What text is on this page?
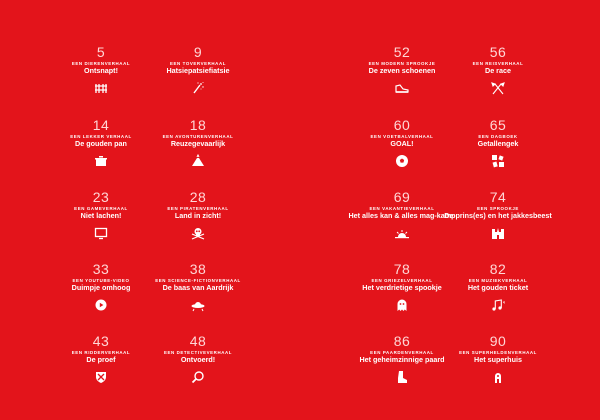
5
EEN DIERENVERHAAL
Ontsnapt!
9
EEN TOVERVERHAAL
Hatsiepatsiefiatsie
52
EEN MODERN SPROOKJE
De zeven schoenen
56
EEN REISVERHAAL
De race
14
EEN LEKKER VERHAAL
De gouden pan
18
EEN AVONTURENVERHAAL
Reuzegevaarlijk
60
EEN VOETBALVERHAAL
GOAL!
65
EEN DAGBOEK
Getallengek
23
EEN GAMEVERHAAL
Niet lachen!
28
EEN PIRATENVERHAAL
Land in zicht!
69
EEN VAKANTIEVERHAAL
Het alles kan & alles mag-kamp
74
EEN SPROOKJE
De prins(es) en het jakkesbeest
33
EEN YOUTUBE-VIDEO
Duimpje omhoog
38
EEN SCIENCE-FICTIONVERHAAL
De baas van Aardrijk
78
EEN GRIEZELVERHAAL
Het verdrietige spookje
82
EEN MUZIEKVERHAAL
Het gouden ticket
43
EEN RIDDERVERHAAL
De proef
48
EEN DETECTIVEVERHAAL
Ontvoerd!
86
EEN PAARDENVERHAAL
Het geheimzinnige paard
90
EEN SUPERHELDENVERHAAL
Het superhuis
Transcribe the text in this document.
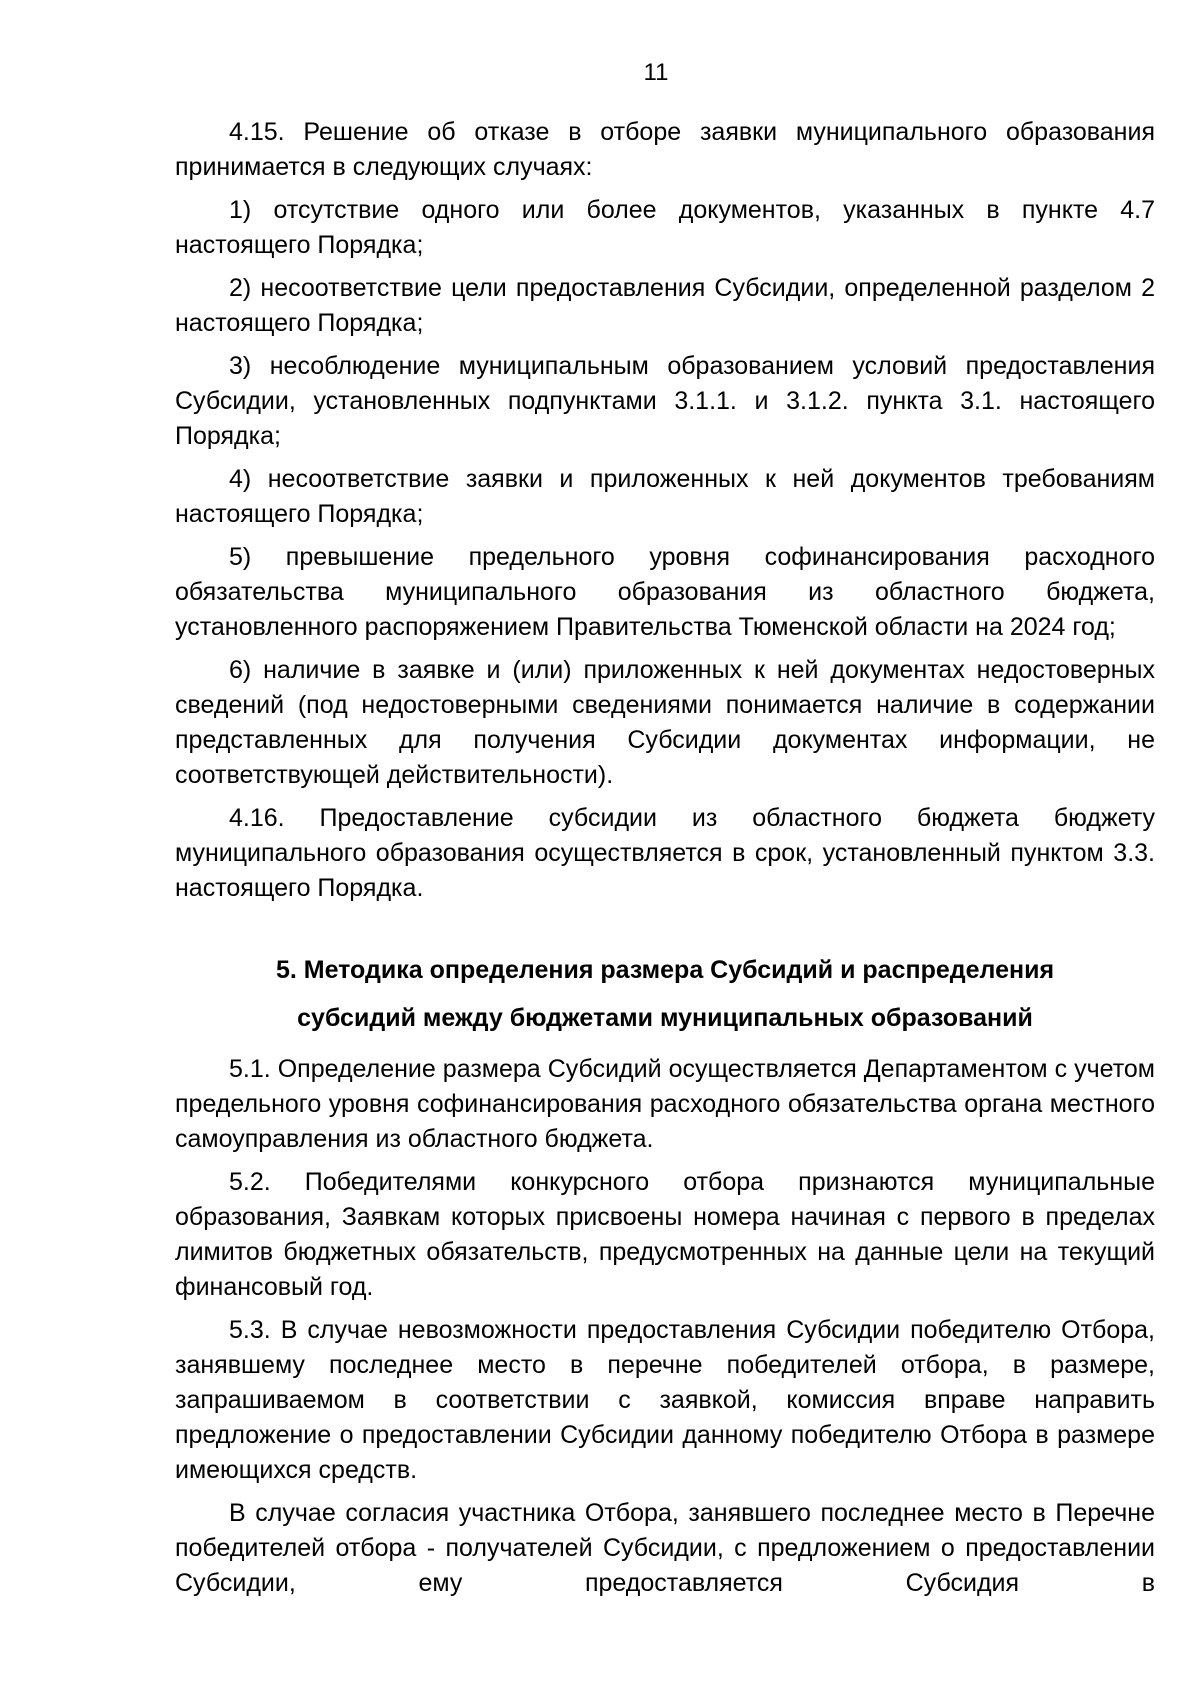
11

4.15. Решение об отказе в отборе заявки муниципального образования принимается в следующих случаях:

1) отсутствие одного или более документов, указанных в пункте 4.7 настоящего Порядка;

2) несоответствие цели предоставления Субсидии, определенной разделом 2 настоящего Порядка;

3) несоблюдение муниципальным образованием условий предоставления Субсидии, установленных подпунктами 3.1.1. и 3.1.2. пункта 3.1. настоящего Порядка;

4) несоответствие заявки и приложенных к ней документов требованиям настоящего Порядка;

5) превышение предельного уровня софинансирования расходного обязательства муниципального образования из областного бюджета, установленного распоряжением Правительства Тюменской области на 2024 год;

6) наличие в заявке и (или) приложенных к ней документах недостоверных сведений (под недостоверными сведениями понимается наличие в содержании представленных для получения Субсидии документах информации, не соответствующей действительности).

4.16. Предоставление субсидии из областного бюджета бюджету муниципального образования осуществляется в срок, установленный пунктом 3.3. настоящего Порядка.

5. Методика определения размера Субсидий и распределения

субсидий между бюджетами муниципальных образований

5.1. Определение размера Субсидий осуществляется Департаментом с учетом предельного уровня софинансирования расходного обязательства органа местного самоуправления из областного бюджета.

5.2. Победителями конкурсного отбора признаются муниципальные образования, Заявкам которых присвоены номера начиная с первого в пределах лимитов бюджетных обязательств, предусмотренных на данные цели на текущий финансовый год.

5.3. В случае невозможности предоставления Субсидии победителю Отбора, занявшему последнее место в перечне победителей отбора, в размере, запрашиваемом в соответствии с заявкой, комиссия вправе направить предложение о предоставлении Субсидии данному победителю Отбора в размере имеющихся средств.

В случае согласия участника Отбора, занявшего последнее место в Перечне победителей отбора - получателей Субсидии, с предложением о предоставлении Субсидии, ему предоставляется Субсидия в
※
» Exercise aim:
Retype the listing exactly. Pictures do not belong in the copy.

» Finished task:
What text is on this page?
5
EEN DIERENVERHAAL
Ontsnapt!
9
EEN TOVERVERHAAL
Hatsiepatsiefiatsie
52
EEN MODERN SPROOKJE
De zeven schoenen
56
EEN REISVERHAAL
De race
14
EEN LEKKER VERHAAL
De gouden pan
18
EEN AVONTURENVERHAAL
Reuzegevaarlijk
60
EEN VOETBALVERHAAL
GOAL!
65
EEN DAGBOEK
Getallengek
23
EEN GAMEVERHAAL
Niet lachen!
28
EEN PIRATENVERHAAL
Land in zicht!
69
EEN VAKANTIEVERHAAL
Het alles kan & alles mag-kamp
74
EEN SPROOKJE
De prins(es) en het jakkesbeest
33
EEN YOUTUBE-VIDEO
Duimpje omhoog
38
EEN SCIENCE-FICTIONVERHAAL
De baas van Aardrijk
78
EEN GRIEZELVERHAAL
Het verdrietige spookje
82
EEN MUZIEKVERHAAL
Het gouden ticket
43
EEN RIDDERVERHAAL
De proef
48
EEN DETECTIVEVERHAAL
Ontvoerd!
86
EEN PAARDENVERHAAL
Het geheimzinnige paard
90
EEN SUPERHELDENVERHAAL
Het superhuis
Transcribe the text in this document.
11

4.15. Решение об отказе в отборе заявки муниципального образования принимается в следующих случаях:

1) отсутствие одного или более документов, указанных в пункте 4.7 настоящего Порядка;

2) несоответствие цели предоставления Субсидии, определенной разделом 2 настоящего Порядка;

3) несоблюдение муниципальным образованием условий предоставления Субсидии, установленных подпунктами 3.1.1. и 3.1.2. пункта 3.1. настоящего Порядка;

4) несоответствие заявки и приложенных к ней документов требованиям настоящего Порядка;

5) превышение предельного уровня софинансирования расходного обязательства муниципального образования из областного бюджета, установленного распоряжением Правительства Тюменской области на 2024 год;

6) наличие в заявке и (или) приложенных к ней документах недостоверных сведений (под недостоверными сведениями понимается наличие в содержании представленных для получения Субсидии документах информации, не соответствующей действительности).

4.16. Предоставление субсидии из областного бюджета бюджету муниципального образования осуществляется в срок, установленный пунктом 3.3. настоящего Порядка.

5. Методика определения размера Субсидий и распределения

субсидий между бюджетами муниципальных образований

5.1. Определение размера Субсидий осуществляется Департаментом с учетом предельного уровня софинансирования расходного обязательства органа местного самоуправления из областного бюджета.

5.2. Победителями конкурсного отбора признаются муниципальные образования, Заявкам которых присвоены номера начиная с первого в пределах лимитов бюджетных обязательств, предусмотренных на данные цели на текущий финансовый год.

5.3. В случае невозможности предоставления Субсидии победителю Отбора, занявшему последнее место в перечне победителей отбора, в размере, запрашиваемом в соответствии с заявкой, комиссия вправе направить предложение о предоставлении Субсидии данному победителю Отбора в размере имеющихся средств.

В случае согласия участника Отбора, занявшего последнее место в Перечне победителей отбора - получателей Субсидии, с предложением о предоставлении Субсидии, ему предоставляется Субсидия в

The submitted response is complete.